## begin Items
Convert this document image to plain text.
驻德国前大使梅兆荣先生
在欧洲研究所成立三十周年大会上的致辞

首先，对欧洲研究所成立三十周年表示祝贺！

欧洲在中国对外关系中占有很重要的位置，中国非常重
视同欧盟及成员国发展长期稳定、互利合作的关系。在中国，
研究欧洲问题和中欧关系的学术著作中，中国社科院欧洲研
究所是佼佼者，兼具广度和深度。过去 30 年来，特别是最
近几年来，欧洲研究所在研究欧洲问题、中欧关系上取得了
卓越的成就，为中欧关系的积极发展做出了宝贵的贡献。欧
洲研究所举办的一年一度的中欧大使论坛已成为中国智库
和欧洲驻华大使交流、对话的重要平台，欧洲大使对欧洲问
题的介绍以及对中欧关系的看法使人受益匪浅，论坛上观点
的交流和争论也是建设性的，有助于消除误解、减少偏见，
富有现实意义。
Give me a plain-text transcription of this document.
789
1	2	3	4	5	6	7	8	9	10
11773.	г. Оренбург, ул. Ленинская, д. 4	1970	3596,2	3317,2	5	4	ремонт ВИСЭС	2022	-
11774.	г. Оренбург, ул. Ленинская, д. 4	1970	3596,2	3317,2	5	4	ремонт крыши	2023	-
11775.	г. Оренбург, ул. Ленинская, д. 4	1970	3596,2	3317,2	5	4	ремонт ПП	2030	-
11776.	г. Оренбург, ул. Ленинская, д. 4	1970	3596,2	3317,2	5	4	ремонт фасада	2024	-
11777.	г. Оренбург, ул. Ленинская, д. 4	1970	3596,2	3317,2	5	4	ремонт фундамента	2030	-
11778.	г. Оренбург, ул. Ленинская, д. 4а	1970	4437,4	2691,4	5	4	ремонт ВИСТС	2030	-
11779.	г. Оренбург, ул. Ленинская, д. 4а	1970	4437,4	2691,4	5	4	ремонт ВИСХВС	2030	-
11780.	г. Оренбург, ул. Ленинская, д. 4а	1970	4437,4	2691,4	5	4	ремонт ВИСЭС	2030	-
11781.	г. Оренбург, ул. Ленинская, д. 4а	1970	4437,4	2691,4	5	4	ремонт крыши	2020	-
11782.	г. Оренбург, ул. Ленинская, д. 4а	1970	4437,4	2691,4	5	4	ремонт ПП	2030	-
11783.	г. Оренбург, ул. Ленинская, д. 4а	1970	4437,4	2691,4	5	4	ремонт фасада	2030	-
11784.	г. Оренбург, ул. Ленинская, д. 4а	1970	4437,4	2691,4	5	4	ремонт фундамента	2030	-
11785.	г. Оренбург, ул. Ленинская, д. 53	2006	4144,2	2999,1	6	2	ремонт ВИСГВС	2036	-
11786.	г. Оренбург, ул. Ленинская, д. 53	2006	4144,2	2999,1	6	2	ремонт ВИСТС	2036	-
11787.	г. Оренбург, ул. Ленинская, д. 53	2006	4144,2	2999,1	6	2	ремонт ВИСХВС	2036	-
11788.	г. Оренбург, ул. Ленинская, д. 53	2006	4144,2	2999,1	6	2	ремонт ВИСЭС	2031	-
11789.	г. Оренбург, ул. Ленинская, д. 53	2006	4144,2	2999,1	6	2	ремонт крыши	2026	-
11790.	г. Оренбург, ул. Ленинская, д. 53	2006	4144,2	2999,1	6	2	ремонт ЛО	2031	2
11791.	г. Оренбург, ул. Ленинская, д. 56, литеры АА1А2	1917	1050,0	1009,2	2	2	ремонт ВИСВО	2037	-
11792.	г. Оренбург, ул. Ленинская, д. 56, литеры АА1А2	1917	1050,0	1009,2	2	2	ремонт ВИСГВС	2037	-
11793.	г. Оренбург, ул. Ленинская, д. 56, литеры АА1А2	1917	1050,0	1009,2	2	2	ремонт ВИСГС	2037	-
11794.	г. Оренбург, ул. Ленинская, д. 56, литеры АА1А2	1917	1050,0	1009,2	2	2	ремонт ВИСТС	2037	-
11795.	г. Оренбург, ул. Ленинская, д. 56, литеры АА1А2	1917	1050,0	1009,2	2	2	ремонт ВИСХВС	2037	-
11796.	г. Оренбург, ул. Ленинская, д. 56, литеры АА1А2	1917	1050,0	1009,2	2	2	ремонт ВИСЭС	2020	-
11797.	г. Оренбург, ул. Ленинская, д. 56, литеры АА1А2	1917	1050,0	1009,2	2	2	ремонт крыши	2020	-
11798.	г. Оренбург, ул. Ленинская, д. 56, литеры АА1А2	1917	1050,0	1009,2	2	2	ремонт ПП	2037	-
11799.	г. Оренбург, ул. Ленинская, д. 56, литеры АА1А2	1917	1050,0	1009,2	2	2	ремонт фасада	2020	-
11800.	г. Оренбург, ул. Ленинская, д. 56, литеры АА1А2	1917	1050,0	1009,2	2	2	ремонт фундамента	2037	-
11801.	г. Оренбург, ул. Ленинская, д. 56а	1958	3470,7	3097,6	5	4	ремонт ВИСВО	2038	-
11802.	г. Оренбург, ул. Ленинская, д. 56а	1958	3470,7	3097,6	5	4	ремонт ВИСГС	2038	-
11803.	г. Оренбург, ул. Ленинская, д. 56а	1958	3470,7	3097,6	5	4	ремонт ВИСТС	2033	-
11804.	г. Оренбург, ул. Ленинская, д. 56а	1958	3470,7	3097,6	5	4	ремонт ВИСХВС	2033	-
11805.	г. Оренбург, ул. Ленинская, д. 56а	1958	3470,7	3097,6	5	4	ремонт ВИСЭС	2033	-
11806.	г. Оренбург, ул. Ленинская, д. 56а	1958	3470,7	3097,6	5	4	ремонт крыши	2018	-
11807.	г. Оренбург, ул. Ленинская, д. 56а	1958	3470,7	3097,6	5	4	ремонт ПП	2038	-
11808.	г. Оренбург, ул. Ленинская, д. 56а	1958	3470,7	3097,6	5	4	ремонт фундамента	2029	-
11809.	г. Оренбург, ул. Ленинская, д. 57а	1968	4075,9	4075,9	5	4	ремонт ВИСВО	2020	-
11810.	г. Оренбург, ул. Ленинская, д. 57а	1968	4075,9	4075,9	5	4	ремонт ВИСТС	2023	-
## end Items
### To do
Where a line in the entries holds the word "document", copy that line.

### Solution for this task
Convert this document image to plain text.
Give me a plain-text transcription of this document.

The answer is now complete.